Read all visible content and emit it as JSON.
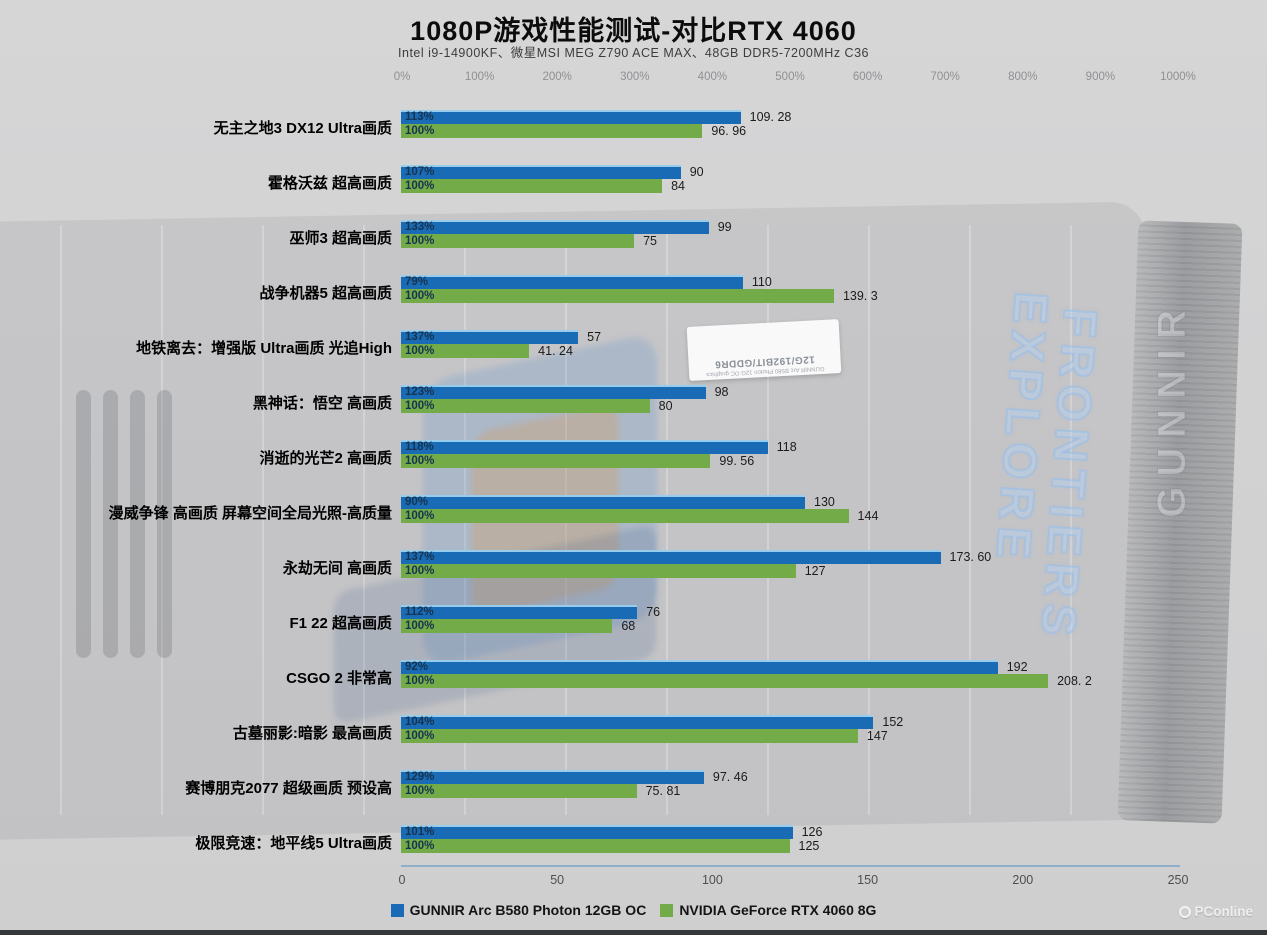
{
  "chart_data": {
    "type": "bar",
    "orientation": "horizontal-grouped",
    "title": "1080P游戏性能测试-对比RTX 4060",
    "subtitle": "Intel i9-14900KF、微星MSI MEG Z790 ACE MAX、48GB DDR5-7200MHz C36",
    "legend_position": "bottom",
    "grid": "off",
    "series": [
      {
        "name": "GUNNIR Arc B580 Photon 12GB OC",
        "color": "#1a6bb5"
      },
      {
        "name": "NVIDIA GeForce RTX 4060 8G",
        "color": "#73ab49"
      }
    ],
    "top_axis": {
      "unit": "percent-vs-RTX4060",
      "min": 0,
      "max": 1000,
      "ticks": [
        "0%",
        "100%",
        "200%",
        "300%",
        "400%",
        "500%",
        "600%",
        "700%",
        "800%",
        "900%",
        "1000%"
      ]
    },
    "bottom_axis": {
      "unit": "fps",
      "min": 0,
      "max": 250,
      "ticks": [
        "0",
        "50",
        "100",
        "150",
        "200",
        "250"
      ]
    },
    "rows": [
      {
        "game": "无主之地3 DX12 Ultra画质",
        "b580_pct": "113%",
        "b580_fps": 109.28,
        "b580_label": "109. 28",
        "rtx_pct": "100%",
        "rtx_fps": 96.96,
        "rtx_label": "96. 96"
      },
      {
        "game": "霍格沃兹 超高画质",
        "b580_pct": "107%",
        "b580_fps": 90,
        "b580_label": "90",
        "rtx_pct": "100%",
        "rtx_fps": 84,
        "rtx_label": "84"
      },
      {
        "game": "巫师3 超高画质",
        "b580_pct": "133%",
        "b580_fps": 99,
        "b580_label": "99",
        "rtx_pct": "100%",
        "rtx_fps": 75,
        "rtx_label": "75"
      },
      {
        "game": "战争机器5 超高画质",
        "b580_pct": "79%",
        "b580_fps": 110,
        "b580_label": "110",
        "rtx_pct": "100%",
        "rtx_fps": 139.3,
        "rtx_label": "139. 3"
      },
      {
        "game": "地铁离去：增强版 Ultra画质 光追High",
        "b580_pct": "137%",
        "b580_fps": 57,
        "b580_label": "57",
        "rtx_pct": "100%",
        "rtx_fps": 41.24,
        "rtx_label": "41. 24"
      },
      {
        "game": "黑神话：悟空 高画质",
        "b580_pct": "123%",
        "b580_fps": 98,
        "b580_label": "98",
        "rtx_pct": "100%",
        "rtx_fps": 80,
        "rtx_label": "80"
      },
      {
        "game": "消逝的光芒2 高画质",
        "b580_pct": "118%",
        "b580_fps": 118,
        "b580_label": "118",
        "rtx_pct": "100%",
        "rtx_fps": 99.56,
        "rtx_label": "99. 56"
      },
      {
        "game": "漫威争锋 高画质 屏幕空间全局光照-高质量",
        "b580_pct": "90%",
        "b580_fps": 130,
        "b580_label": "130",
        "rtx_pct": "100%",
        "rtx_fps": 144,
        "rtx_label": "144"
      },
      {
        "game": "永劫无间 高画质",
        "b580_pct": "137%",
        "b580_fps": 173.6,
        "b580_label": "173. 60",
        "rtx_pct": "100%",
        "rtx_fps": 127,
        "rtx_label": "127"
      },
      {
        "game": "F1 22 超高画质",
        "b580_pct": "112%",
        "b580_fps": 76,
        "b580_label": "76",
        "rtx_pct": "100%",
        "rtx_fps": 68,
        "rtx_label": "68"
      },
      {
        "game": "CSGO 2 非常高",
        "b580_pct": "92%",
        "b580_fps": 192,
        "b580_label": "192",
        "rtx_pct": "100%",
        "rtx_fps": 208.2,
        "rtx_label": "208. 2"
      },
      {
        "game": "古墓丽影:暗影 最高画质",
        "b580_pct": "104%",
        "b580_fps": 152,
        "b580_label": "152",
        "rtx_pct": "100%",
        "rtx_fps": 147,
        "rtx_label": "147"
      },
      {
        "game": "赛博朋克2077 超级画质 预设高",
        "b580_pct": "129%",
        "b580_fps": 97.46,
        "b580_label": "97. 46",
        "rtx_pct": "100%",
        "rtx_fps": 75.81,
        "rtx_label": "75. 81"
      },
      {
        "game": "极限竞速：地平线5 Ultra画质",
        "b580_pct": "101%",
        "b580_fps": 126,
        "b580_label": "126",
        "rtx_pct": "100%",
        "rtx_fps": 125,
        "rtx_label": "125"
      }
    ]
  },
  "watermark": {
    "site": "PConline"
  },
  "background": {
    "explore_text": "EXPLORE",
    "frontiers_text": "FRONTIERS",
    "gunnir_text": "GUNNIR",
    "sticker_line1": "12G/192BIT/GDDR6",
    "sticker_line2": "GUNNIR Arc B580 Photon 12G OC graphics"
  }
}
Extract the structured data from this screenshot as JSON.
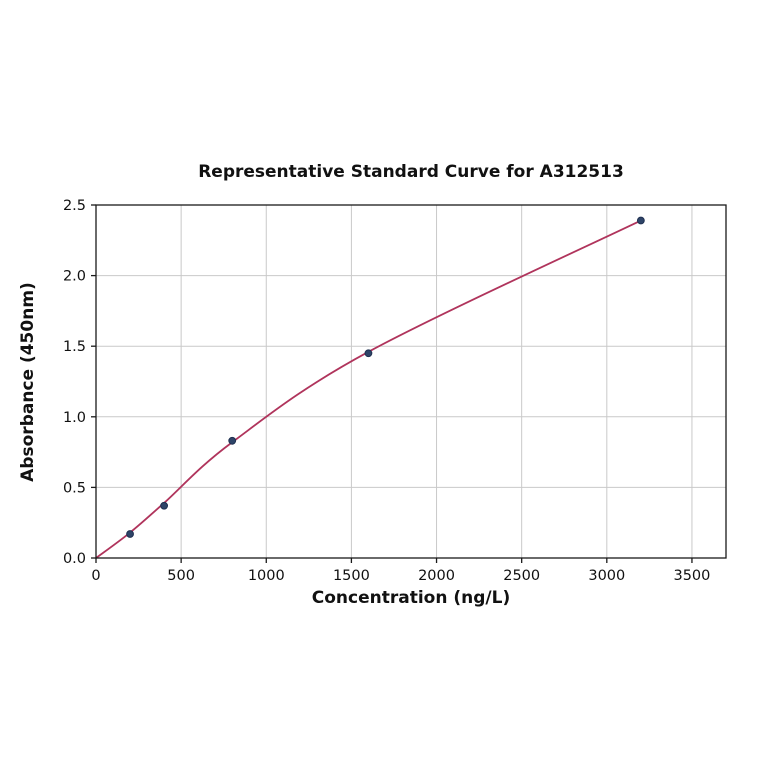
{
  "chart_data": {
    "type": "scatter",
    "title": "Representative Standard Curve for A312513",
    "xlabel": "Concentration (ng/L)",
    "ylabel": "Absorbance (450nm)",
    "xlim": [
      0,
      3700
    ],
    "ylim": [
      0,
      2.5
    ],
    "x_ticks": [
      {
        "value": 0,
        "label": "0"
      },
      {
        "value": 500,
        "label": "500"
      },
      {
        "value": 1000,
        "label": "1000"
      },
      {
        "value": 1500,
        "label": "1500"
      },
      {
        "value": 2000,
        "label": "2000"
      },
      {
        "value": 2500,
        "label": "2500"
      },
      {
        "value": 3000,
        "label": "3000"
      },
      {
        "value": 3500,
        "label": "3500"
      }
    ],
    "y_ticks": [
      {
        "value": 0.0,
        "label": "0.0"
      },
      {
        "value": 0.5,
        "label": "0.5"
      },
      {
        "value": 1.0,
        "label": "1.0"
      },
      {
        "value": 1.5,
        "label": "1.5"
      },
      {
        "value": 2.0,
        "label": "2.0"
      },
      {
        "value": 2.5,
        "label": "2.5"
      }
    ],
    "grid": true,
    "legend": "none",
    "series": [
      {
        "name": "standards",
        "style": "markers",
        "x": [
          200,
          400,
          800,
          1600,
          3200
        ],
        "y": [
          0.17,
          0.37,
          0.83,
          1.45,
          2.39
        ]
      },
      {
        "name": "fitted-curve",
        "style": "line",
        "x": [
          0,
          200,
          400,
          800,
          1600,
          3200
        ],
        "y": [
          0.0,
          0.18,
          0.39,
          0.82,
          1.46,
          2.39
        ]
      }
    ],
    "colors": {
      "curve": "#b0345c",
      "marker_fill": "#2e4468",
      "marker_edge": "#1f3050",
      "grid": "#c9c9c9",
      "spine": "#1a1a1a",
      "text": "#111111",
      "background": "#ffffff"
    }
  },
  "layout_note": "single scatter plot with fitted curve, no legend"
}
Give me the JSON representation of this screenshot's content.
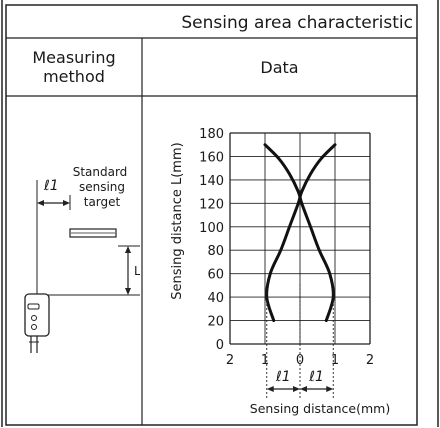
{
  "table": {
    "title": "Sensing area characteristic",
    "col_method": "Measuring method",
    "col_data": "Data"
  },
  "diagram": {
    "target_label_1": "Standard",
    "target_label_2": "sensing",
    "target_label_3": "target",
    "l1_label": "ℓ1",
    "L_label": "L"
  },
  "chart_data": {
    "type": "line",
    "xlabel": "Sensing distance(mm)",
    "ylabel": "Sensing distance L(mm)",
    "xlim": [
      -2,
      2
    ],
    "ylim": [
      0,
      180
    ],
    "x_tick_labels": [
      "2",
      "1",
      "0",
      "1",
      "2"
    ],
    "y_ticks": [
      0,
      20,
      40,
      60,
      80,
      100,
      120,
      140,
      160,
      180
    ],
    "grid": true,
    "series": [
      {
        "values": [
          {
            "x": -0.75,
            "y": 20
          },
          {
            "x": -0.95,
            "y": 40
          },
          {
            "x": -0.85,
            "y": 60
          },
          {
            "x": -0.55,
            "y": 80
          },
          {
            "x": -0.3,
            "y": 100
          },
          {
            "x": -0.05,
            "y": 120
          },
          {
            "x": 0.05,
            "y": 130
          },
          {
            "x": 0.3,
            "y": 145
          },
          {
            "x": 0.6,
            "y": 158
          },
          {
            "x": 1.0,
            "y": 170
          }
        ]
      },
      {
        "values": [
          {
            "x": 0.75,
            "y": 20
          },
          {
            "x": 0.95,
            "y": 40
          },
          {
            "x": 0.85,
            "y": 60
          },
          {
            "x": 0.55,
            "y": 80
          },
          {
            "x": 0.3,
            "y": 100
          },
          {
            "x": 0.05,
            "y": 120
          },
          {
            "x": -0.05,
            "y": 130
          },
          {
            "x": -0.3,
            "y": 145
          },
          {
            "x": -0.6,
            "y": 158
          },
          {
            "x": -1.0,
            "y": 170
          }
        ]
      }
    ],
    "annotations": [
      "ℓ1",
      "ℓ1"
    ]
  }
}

* [AIM OF THE TASK]: Copy each line above that contains the word "name".

* [WRITTEN ANSWER]:
        "name": "GUNNIR Arc B580 Photon 12GB OC",
        "name": "NVIDIA GeForce RTX 4060 8G",
        "name": "standards",
        "name": "fitted-curve",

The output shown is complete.